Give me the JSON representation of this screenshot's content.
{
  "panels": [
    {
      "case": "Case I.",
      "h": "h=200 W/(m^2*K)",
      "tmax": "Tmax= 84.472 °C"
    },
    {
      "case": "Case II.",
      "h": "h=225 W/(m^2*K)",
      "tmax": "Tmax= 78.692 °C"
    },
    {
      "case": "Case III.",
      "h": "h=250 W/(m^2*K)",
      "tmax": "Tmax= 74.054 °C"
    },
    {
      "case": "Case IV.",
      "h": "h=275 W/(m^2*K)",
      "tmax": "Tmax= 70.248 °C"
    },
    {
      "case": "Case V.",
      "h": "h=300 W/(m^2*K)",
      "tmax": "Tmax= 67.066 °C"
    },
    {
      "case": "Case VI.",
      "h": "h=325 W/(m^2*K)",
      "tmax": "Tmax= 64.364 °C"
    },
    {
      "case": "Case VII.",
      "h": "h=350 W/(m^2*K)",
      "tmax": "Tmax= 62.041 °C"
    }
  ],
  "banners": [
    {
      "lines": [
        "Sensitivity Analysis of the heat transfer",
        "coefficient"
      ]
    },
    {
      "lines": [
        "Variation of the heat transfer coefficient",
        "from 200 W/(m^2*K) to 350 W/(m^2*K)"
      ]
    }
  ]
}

========

THE PROBLEM:
Return every line in the listing that contains the word "heat".

SOLVED PROBLEM:
        "Sensitivity Analysis of the heat transfer",
        "Variation of the heat transfer coefficient",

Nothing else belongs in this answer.